Goal: Return the material below in full and exactly.

Data provided:
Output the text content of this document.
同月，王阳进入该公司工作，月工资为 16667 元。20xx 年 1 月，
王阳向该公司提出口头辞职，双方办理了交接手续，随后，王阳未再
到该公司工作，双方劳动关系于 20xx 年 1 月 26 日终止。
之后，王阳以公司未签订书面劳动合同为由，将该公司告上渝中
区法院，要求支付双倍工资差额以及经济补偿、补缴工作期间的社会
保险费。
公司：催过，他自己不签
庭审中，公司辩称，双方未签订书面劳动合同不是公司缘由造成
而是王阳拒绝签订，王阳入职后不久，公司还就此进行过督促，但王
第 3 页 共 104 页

Solution for this problem:
Output the text content of this document.
同月，王阳进入该公司工作，月工资为 16667 元。20xx 年 1 月，
王阳向该公司提出口头辞职，双方办理了交接手续，随后，王阳未再
到该公司工作，双方劳动关系于 20xx 年 1 月 26 日终止。
之后，王阳以公司未签订书面劳动合同为由，将该公司告上渝中
区法院，要求支付双倍工资差额以及经济补偿、补缴工作期间的社会
保险费。
公司：催过，他自己不签
庭审中，公司辩称，双方未签订书面劳动合同不是公司缘由造成
而是王阳拒绝签订，王阳入职后不久，公司还就此进行过督促，但王
第 3 页 共 104 页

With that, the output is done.